* [The task]: From the entries below, copy every line holding the word "text".

[Dataset records on visual material]
++++++
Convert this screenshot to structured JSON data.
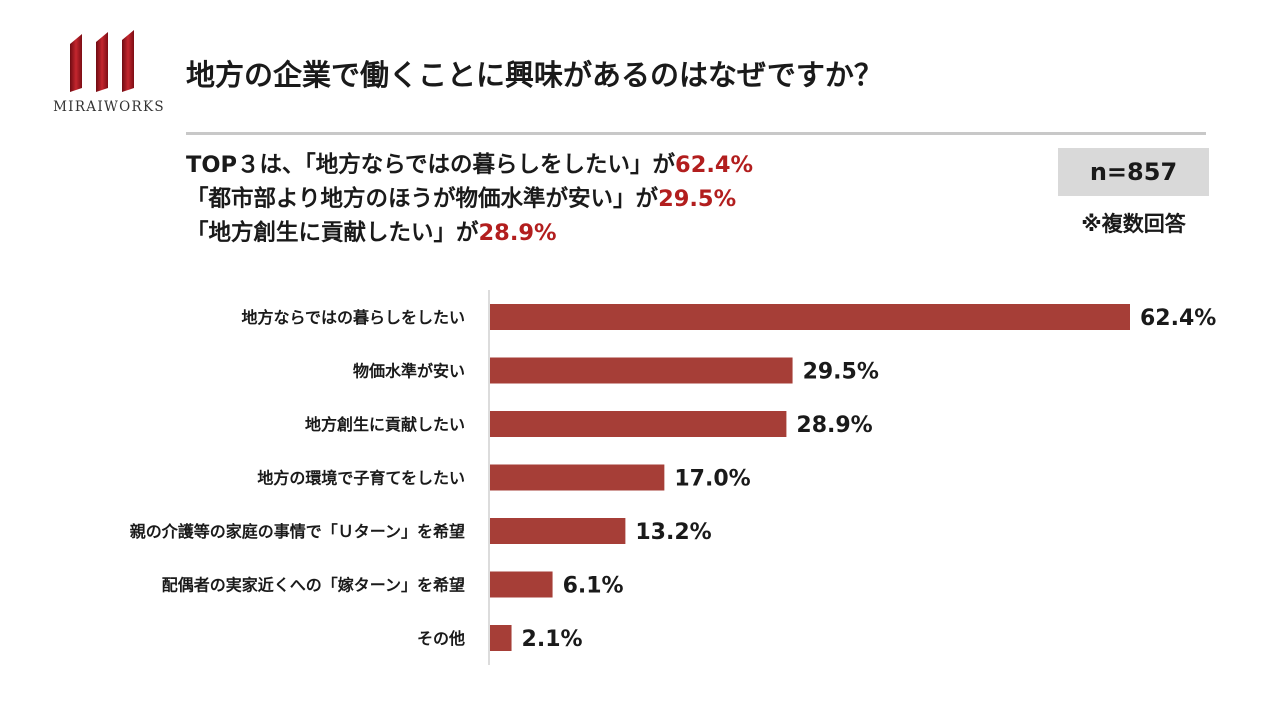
{
  "brand": {
    "name": "MIRAIWORKS",
    "color": "#a0141e"
  },
  "title": "地方の企業で働くことに興味があるのはなぜですか？",
  "summary": {
    "lines": [
      {
        "text": "TOP３は、「地方ならではの暮らしをしたい」が",
        "value": "62.4%"
      },
      {
        "text": "「都市部より地方のほうが物価水準が安い」が",
        "value": "29.5%"
      },
      {
        "text": "「地方創生に貢献したい」が",
        "value": "28.9%"
      }
    ],
    "highlight_color": "#b21e1e"
  },
  "sample": {
    "n": "n=857",
    "note": "※複数回答"
  },
  "chart_data": {
    "type": "bar",
    "orientation": "horizontal",
    "categories": [
      "地方ならではの暮らしをしたい",
      "物価水準が安い",
      "地方創生に貢献したい",
      "地方の環境で子育てをしたい",
      "親の介護等の家庭の事情で「Ｕターン」を希望",
      "配偶者の実家近くへの「嫁ターン」を希望",
      "その他"
    ],
    "values": [
      62.4,
      29.5,
      28.9,
      17.0,
      13.2,
      6.1,
      2.1
    ],
    "value_labels": [
      "62.4%",
      "29.5%",
      "28.9%",
      "17.0%",
      "13.2%",
      "6.1%",
      "2.1%"
    ],
    "unit": "%",
    "bar_color": "#a63e37",
    "grid": false
  }
}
++++++
* [Complete answer]:
        "text": "TOP３は、「地方ならではの暮らしをしたい」が",
        "text": "「都市部より地方のほうが物価水準が安い」が",
        "text": "「地方創生に貢献したい」が",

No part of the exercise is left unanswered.